Problem statement
Copy out the entries below precisely; nothing is to be omitted.

Extracted entries
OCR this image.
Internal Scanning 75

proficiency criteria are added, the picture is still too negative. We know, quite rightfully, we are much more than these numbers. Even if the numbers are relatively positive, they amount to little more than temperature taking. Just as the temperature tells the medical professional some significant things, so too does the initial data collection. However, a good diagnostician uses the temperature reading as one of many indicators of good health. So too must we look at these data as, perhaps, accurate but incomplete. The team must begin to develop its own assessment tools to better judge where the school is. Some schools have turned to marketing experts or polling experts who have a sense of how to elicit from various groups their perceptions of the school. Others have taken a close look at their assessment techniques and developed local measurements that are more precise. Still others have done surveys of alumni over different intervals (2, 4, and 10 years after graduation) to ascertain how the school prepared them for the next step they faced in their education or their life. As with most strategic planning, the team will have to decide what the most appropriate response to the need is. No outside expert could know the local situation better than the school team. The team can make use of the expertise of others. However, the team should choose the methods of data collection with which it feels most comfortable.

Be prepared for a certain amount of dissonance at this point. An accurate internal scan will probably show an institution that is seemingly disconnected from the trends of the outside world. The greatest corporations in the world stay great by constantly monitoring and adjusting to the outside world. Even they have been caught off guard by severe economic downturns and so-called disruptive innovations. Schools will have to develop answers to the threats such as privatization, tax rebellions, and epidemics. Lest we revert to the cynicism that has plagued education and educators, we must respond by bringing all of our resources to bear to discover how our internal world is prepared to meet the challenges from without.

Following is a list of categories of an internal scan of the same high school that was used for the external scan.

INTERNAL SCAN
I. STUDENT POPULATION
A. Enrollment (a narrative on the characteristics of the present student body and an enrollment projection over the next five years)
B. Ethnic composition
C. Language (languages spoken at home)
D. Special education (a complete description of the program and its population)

Output of the task
OCR this image.
Internal Scanning 75

proficiency criteria are added, the picture is still too negative. We know, quite rightfully, we are much more than these numbers. Even if the numbers are relatively positive, they amount to little more than temperature taking. Just as the temperature tells the medical professional some significant things, so too does the initial data collection. However, a good diagnostician uses the temperature reading as one of many indicators of good health. So too must we look at these data as, perhaps, accurate but incomplete. The team must begin to develop its own assessment tools to better judge where the school is. Some schools have turned to marketing experts or polling experts who have a sense of how to elicit from various groups their perceptions of the school. Others have taken a close look at their assessment techniques and developed local measurements that are more precise. Still others have done surveys of alumni over different intervals (2, 4, and 10 years after graduation) to ascertain how the school prepared them for the next step they faced in their education or their life. As with most strategic planning, the team will have to decide what the most appropriate response to the need is. No outside expert could know the local situation better than the school team. The team can make use of the expertise of others. However, the team should choose the methods of data collection with which it feels most comfortable.

Be prepared for a certain amount of dissonance at this point. An accurate internal scan will probably show an institution that is seemingly disconnected from the trends of the outside world. The greatest corporations in the world stay great by constantly monitoring and adjusting to the outside world. Even they have been caught off guard by severe economic downturns and so-called disruptive innovations. Schools will have to develop answers to the threats such as privatization, tax rebellions, and epidemics. Lest we revert to the cynicism that has plagued education and educators, we must respond by bringing all of our resources to bear to discover how our internal world is prepared to meet the challenges from without.

Following is a list of categories of an internal scan of the same high school that was used for the external scan.

INTERNAL SCAN
I. STUDENT POPULATION
A. Enrollment (a narrative on the characteristics of the present student body and an enrollment projection over the next five years)
B. Ethnic composition
C. Language (languages spoken at home)
D. Special education (a complete description of the program and its population)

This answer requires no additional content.